> Exercise details
Set down the full listing exactly, character for character.

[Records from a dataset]
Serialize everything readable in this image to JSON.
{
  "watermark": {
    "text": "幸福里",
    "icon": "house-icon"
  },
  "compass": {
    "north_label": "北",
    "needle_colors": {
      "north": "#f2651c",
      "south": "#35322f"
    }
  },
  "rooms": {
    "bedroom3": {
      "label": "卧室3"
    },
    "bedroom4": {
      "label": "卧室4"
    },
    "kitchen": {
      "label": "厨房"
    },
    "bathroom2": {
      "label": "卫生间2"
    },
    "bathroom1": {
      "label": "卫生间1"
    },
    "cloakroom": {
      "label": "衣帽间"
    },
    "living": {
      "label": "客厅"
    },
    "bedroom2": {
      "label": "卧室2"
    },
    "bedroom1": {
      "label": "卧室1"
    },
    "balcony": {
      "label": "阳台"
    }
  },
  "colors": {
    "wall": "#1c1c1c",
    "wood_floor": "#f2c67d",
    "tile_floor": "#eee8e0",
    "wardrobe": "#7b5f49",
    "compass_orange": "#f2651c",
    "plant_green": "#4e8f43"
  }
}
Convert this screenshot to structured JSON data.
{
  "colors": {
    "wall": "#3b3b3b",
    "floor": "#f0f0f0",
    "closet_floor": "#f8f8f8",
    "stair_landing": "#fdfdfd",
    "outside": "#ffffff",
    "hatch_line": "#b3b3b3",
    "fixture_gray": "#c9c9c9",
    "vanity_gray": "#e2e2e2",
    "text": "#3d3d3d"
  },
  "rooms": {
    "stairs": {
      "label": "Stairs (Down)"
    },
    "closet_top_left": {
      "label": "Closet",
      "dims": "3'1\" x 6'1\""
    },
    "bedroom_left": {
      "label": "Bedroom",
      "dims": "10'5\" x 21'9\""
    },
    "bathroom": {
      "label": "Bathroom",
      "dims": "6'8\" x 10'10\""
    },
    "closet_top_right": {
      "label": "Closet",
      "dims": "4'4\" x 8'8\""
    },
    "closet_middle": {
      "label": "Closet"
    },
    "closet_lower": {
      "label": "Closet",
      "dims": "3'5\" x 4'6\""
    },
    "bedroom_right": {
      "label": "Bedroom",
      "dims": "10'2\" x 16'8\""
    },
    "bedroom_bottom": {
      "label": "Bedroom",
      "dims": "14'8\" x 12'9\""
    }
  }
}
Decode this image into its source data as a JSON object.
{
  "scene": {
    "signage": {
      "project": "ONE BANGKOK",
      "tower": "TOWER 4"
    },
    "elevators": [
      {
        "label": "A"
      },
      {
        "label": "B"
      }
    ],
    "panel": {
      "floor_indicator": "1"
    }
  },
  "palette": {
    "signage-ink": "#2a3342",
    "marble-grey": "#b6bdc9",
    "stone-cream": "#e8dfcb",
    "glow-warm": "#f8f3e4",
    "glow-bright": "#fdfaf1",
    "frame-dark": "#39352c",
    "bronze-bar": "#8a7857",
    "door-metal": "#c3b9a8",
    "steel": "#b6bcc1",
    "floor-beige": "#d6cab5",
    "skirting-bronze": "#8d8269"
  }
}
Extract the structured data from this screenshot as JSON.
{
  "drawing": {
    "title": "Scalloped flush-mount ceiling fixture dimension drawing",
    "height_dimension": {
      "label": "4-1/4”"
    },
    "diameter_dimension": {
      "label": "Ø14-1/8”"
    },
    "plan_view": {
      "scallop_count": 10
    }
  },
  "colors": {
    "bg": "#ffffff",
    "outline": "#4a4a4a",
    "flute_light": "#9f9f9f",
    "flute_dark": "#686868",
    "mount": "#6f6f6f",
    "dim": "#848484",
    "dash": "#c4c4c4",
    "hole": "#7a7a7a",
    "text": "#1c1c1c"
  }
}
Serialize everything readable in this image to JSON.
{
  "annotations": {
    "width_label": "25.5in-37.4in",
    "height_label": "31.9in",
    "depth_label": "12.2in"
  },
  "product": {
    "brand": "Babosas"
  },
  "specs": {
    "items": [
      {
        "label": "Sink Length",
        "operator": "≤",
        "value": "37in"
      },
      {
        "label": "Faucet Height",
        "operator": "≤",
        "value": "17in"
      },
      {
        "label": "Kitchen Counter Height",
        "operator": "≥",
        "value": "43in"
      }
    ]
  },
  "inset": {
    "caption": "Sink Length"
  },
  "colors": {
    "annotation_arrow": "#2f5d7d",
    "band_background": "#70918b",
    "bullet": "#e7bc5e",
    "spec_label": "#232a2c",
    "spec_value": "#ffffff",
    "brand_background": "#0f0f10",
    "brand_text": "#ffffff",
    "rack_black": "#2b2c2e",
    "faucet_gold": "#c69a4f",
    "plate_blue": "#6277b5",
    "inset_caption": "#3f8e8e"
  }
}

> Complete response
Serialize everything readable in this image to JSON.
{
  "watermark": {
    "text": "幸福里",
    "icon": "house-icon"
  },
  "compass": {
    "north_label": "北",
    "needle_colors": {
      "north": "#f2651c",
      "south": "#35322f"
    }
  },
  "rooms": {
    "bedroom3": {
      "label": "卧室3"
    },
    "bedroom4": {
      "label": "卧室4"
    },
    "kitchen": {
      "label": "厨房"
    },
    "bathroom2": {
      "label": "卫生间2"
    },
    "bathroom1": {
      "label": "卫生间1"
    },
    "cloakroom": {
      "label": "衣帽间"
    },
    "living": {
      "label": "客厅"
    },
    "bedroom2": {
      "label": "卧室2"
    },
    "bedroom1": {
      "label": "卧室1"
    },
    "balcony": {
      "label": "阳台"
    }
  },
  "colors": {
    "wall": "#1c1c1c",
    "wood_floor": "#f2c67d",
    "tile_floor": "#eee8e0",
    "wardrobe": "#7b5f49",
    "compass_orange": "#f2651c",
    "plant_green": "#4e8f43"
  }
}
Convert this screenshot to structured JSON data.
{
  "colors": {
    "wall": "#3b3b3b",
    "floor": "#f0f0f0",
    "closet_floor": "#f8f8f8",
    "stair_landing": "#fdfdfd",
    "outside": "#ffffff",
    "hatch_line": "#b3b3b3",
    "fixture_gray": "#c9c9c9",
    "vanity_gray": "#e2e2e2",
    "text": "#3d3d3d"
  },
  "rooms": {
    "stairs": {
      "label": "Stairs (Down)"
    },
    "closet_top_left": {
      "label": "Closet",
      "dims": "3'1\" x 6'1\""
    },
    "bedroom_left": {
      "label": "Bedroom",
      "dims": "10'5\" x 21'9\""
    },
    "bathroom": {
      "label": "Bathroom",
      "dims": "6'8\" x 10'10\""
    },
    "closet_top_right": {
      "label": "Closet",
      "dims": "4'4\" x 8'8\""
    },
    "closet_middle": {
      "label": "Closet"
    },
    "closet_lower": {
      "label": "Closet",
      "dims": "3'5\" x 4'6\""
    },
    "bedroom_right": {
      "label": "Bedroom",
      "dims": "10'2\" x 16'8\""
    },
    "bedroom_bottom": {
      "label": "Bedroom",
      "dims": "14'8\" x 12'9\""
    }
  }
}
Decode this image into its source data as a JSON object.
{
  "scene": {
    "signage": {
      "project": "ONE BANGKOK",
      "tower": "TOWER 4"
    },
    "elevators": [
      {
        "label": "A"
      },
      {
        "label": "B"
      }
    ],
    "panel": {
      "floor_indicator": "1"
    }
  },
  "palette": {
    "signage-ink": "#2a3342",
    "marble-grey": "#b6bdc9",
    "stone-cream": "#e8dfcb",
    "glow-warm": "#f8f3e4",
    "glow-bright": "#fdfaf1",
    "frame-dark": "#39352c",
    "bronze-bar": "#8a7857",
    "door-metal": "#c3b9a8",
    "steel": "#b6bcc1",
    "floor-beige": "#d6cab5",
    "skirting-bronze": "#8d8269"
  }
}
Extract the structured data from this screenshot as JSON.
{
  "drawing": {
    "title": "Scalloped flush-mount ceiling fixture dimension drawing",
    "height_dimension": {
      "label": "4-1/4”"
    },
    "diameter_dimension": {
      "label": "Ø14-1/8”"
    },
    "plan_view": {
      "scallop_count": 10
    }
  },
  "colors": {
    "bg": "#ffffff",
    "outline": "#4a4a4a",
    "flute_light": "#9f9f9f",
    "flute_dark": "#686868",
    "mount": "#6f6f6f",
    "dim": "#848484",
    "dash": "#c4c4c4",
    "hole": "#7a7a7a",
    "text": "#1c1c1c"
  }
}
Serialize everything readable in this image to JSON.
{
  "annotations": {
    "width_label": "25.5in-37.4in",
    "height_label": "31.9in",
    "depth_label": "12.2in"
  },
  "product": {
    "brand": "Babosas"
  },
  "specs": {
    "items": [
      {
        "label": "Sink Length",
        "operator": "≤",
        "value": "37in"
      },
      {
        "label": "Faucet Height",
        "operator": "≤",
        "value": "17in"
      },
      {
        "label": "Kitchen Counter Height",
        "operator": "≥",
        "value": "43in"
      }
    ]
  },
  "inset": {
    "caption": "Sink Length"
  },
  "colors": {
    "annotation_arrow": "#2f5d7d",
    "band_background": "#70918b",
    "bullet": "#e7bc5e",
    "spec_label": "#232a2c",
    "spec_value": "#ffffff",
    "brand_background": "#0f0f10",
    "brand_text": "#ffffff",
    "rack_black": "#2b2c2e",
    "faucet_gold": "#c69a4f",
    "plate_blue": "#6277b5",
    "inset_caption": "#3f8e8e"
  }
}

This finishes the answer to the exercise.